**TASK**
Copy out all lines carrying the word "xlabel".

**STORED RECORDS**
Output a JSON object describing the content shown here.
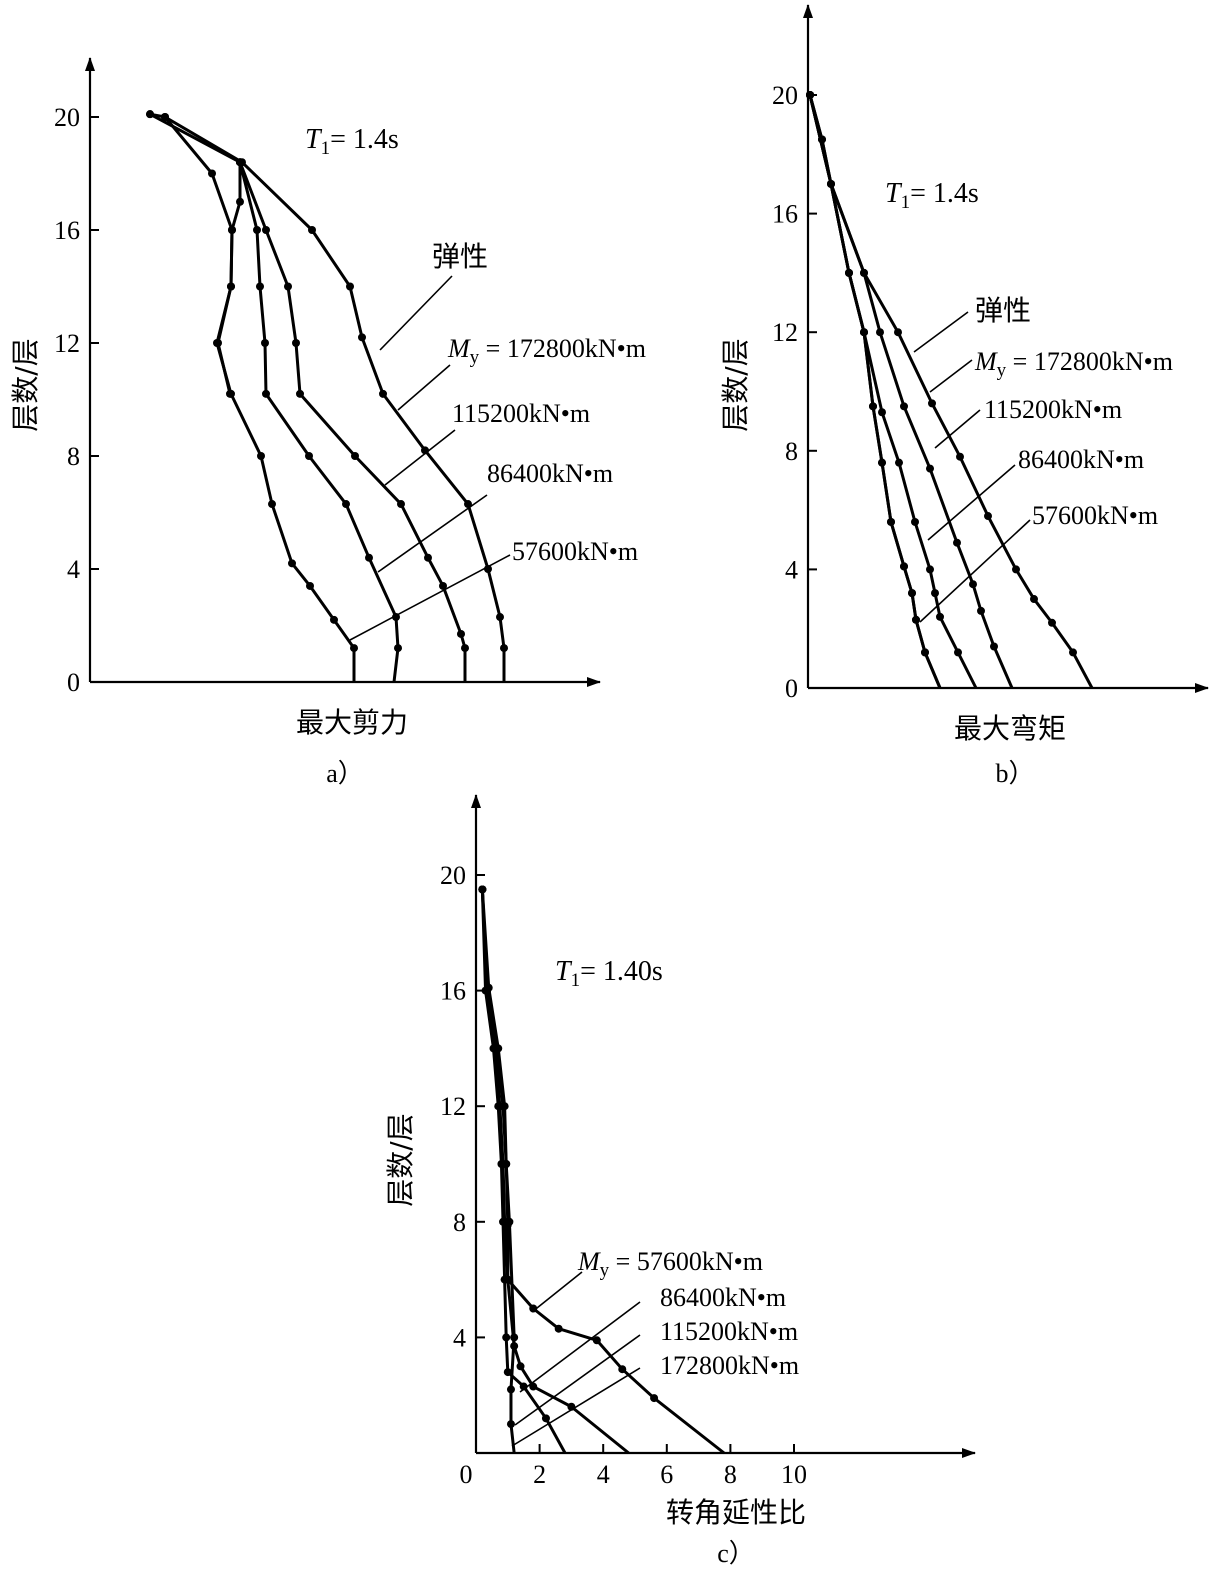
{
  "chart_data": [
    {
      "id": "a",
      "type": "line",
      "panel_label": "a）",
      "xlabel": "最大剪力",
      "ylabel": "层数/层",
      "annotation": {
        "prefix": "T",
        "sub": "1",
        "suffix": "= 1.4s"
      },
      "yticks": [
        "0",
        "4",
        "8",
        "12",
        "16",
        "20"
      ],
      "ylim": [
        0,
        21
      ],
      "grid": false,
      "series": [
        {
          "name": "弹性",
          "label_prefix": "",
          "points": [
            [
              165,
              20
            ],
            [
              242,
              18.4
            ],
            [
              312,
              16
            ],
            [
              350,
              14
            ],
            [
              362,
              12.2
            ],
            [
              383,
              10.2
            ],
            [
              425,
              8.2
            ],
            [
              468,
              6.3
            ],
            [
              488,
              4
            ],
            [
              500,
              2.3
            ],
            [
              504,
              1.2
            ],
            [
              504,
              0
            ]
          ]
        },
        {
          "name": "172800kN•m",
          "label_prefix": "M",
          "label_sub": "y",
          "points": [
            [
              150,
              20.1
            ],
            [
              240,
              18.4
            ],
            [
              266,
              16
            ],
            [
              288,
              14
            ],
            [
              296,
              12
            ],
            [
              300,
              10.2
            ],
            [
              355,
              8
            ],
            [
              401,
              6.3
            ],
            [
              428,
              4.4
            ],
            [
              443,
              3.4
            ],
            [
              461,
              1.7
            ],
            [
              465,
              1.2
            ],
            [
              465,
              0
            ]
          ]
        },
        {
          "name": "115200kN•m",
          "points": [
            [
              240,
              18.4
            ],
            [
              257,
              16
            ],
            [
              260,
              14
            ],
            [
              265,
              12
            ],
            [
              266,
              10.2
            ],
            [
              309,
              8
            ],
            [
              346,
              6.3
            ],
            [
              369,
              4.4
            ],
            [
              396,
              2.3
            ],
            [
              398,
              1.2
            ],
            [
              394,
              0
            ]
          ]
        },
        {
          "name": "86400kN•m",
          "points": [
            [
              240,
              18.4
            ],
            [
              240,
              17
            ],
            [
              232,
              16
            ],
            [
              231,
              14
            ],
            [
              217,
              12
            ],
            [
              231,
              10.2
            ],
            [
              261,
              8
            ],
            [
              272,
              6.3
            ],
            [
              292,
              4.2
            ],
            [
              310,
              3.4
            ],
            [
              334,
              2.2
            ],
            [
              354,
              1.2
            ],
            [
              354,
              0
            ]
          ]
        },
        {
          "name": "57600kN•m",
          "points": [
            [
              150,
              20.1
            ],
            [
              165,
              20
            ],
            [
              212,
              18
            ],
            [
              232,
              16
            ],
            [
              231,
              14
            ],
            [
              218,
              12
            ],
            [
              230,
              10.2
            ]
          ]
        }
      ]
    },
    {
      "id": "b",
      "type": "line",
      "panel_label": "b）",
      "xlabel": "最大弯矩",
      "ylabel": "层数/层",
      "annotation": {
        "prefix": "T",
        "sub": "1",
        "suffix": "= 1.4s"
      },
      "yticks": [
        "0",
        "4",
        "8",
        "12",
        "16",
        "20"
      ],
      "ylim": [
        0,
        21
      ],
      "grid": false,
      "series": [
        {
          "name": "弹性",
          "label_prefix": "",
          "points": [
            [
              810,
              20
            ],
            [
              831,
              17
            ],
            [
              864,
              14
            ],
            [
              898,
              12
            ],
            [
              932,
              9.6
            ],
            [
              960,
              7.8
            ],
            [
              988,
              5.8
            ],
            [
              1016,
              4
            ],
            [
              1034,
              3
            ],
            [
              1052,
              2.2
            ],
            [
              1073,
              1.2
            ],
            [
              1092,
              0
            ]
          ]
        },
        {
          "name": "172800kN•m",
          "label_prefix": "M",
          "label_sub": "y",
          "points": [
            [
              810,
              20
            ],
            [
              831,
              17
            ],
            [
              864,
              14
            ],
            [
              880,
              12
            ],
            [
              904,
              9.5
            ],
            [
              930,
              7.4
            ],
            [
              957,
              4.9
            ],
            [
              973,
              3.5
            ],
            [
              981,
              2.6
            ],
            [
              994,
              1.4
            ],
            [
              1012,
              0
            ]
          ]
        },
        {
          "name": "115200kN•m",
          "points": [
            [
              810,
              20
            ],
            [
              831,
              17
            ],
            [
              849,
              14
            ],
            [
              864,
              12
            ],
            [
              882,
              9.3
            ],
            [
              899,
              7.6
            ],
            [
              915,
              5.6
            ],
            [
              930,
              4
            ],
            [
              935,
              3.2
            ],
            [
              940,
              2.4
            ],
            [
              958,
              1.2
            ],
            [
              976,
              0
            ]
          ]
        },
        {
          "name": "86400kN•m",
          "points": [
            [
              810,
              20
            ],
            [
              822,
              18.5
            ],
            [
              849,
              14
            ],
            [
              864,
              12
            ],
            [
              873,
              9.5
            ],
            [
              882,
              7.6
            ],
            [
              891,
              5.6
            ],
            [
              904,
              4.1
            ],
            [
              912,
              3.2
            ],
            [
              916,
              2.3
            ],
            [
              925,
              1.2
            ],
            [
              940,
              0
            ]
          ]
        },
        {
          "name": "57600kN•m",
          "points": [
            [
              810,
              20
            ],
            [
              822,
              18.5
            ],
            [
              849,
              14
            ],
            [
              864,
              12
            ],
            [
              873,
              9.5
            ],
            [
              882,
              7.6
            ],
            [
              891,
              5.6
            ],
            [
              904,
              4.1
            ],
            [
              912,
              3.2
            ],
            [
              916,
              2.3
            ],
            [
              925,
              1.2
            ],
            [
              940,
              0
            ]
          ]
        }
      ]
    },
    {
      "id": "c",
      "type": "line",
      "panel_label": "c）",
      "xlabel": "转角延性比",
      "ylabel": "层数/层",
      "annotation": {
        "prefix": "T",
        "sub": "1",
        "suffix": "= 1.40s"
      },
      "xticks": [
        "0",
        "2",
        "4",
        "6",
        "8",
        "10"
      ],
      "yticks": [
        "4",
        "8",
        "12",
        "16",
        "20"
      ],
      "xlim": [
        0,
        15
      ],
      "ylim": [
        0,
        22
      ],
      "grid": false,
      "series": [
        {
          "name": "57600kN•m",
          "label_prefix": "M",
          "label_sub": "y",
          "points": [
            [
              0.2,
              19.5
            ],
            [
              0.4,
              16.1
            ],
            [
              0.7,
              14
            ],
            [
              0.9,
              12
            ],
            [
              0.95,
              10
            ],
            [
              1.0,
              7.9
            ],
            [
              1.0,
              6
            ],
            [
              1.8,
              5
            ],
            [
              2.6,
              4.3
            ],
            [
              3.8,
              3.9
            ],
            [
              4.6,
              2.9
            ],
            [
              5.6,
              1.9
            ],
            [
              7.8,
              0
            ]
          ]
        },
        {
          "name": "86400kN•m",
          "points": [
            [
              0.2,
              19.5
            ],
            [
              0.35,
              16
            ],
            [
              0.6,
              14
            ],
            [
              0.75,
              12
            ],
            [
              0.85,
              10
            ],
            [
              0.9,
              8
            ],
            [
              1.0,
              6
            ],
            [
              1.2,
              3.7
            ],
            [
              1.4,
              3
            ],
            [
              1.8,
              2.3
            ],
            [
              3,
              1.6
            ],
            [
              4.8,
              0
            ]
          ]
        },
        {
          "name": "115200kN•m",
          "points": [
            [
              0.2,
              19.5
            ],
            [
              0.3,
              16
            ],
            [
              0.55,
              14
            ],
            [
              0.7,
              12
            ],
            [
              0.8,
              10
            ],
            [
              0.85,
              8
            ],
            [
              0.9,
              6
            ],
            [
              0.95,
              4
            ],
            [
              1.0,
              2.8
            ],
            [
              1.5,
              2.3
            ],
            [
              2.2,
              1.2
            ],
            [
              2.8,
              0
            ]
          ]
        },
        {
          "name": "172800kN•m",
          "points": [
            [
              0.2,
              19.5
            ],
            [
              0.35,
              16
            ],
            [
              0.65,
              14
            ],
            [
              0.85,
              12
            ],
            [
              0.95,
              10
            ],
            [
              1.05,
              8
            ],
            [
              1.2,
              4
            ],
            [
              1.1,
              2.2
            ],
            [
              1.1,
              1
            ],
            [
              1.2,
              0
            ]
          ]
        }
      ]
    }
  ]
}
* * *
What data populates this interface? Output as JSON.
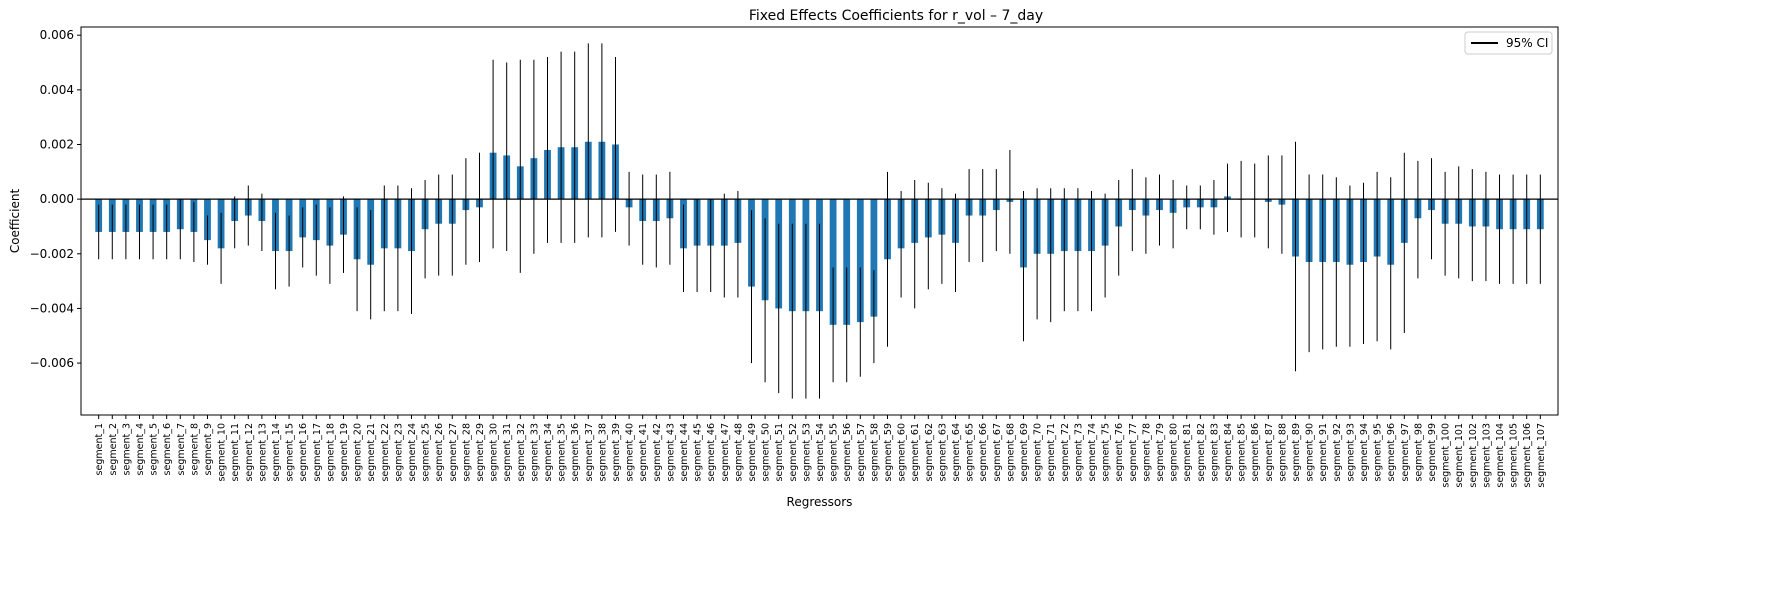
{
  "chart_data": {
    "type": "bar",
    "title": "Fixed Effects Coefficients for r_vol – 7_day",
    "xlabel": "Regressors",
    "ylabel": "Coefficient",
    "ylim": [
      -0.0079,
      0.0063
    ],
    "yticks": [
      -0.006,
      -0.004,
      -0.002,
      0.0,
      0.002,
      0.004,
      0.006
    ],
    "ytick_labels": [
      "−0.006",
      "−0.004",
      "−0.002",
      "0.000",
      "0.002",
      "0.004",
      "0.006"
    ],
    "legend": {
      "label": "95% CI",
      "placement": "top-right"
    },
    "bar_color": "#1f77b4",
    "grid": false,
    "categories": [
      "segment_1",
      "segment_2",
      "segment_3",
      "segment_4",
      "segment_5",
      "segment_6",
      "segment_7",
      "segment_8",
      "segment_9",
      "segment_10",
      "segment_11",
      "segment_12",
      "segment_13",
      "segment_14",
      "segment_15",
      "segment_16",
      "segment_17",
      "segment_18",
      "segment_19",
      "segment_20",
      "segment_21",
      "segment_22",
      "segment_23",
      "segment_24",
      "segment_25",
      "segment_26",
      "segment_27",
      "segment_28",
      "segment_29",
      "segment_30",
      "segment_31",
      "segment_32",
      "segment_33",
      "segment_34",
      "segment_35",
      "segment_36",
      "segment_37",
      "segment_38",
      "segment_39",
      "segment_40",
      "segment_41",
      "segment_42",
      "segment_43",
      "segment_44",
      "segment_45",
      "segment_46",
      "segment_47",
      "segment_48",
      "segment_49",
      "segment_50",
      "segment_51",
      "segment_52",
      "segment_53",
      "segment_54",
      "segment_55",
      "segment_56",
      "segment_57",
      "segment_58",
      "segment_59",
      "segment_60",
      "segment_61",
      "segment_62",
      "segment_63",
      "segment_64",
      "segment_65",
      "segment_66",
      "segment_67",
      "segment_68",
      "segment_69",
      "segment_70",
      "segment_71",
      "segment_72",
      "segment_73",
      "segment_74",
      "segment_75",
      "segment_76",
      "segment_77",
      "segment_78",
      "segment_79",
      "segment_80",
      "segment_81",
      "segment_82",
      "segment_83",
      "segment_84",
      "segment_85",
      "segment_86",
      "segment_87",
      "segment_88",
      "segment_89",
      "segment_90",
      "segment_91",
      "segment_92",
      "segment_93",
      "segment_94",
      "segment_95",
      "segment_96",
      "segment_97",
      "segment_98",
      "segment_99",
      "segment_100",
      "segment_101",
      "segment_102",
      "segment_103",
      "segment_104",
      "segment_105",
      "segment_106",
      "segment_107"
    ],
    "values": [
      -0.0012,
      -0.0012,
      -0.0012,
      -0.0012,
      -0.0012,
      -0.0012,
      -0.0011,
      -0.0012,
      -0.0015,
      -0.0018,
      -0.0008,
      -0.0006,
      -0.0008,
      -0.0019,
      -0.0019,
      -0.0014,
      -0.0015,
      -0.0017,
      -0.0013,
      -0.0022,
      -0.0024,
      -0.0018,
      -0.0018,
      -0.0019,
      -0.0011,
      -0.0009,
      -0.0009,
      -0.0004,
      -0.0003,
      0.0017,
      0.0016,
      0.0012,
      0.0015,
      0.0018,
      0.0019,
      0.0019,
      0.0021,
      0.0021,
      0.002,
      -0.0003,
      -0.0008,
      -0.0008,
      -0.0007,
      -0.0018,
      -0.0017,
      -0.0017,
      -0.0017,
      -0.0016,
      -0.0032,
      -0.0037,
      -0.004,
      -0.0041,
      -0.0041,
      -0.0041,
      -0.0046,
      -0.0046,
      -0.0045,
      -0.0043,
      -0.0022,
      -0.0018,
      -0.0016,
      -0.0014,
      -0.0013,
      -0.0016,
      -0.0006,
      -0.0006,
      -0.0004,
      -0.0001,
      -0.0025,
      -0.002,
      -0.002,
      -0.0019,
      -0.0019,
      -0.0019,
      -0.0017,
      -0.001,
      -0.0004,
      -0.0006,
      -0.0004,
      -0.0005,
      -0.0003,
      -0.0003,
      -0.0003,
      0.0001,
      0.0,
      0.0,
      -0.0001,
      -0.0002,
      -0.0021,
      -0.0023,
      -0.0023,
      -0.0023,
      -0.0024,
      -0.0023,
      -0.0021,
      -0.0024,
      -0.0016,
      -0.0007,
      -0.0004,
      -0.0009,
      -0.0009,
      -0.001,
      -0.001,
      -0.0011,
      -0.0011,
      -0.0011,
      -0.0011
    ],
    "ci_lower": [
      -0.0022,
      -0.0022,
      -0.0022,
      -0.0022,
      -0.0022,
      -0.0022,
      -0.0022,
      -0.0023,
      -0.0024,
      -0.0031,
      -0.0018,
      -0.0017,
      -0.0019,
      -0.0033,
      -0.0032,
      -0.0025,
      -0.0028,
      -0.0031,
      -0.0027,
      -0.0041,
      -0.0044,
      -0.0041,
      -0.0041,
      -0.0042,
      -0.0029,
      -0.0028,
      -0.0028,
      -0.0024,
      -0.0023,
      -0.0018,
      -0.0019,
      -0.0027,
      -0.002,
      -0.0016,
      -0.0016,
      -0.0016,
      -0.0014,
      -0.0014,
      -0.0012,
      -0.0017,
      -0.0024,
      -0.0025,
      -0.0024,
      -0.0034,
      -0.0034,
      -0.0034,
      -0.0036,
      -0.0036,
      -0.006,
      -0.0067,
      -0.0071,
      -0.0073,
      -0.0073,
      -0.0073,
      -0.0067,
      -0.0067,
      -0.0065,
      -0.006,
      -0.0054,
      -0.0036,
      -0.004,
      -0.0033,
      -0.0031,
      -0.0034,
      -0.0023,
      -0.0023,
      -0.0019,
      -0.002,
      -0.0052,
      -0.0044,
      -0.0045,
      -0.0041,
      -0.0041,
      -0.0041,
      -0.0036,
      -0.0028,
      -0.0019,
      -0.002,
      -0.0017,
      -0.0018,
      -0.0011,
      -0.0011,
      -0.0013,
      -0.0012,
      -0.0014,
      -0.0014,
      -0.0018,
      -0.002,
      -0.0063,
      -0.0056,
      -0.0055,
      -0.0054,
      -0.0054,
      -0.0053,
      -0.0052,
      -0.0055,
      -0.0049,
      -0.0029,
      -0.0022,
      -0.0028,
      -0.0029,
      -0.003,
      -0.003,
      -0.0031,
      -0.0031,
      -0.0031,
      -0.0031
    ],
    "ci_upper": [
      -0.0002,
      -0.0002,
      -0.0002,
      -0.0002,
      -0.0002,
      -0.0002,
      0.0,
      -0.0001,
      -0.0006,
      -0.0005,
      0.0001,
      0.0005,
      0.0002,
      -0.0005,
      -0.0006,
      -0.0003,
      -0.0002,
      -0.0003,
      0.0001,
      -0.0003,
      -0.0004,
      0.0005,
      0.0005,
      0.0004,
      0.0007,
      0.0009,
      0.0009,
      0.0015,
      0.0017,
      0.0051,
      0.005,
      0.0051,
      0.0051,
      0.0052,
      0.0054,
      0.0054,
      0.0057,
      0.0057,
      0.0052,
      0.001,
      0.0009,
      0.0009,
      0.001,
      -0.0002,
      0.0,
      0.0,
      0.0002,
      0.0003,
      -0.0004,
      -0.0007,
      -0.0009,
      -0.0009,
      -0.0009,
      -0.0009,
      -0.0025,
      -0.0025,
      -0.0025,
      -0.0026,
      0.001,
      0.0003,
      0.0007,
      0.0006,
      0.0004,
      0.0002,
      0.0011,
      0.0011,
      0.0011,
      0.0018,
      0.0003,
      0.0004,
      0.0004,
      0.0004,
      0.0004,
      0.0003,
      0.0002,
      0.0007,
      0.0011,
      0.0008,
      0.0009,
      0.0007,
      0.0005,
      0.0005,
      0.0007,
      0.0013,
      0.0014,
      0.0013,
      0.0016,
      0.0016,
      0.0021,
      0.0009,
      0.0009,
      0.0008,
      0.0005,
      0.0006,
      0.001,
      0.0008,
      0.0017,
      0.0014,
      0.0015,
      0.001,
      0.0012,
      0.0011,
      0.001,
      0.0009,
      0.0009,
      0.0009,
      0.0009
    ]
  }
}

**PROBLEM SOLUTION**
      "xlabel": "最大剪力",
      "xlabel": "最大弯矩",
      "xlabel": "转角延性比",
    "xlabel": "Regressors",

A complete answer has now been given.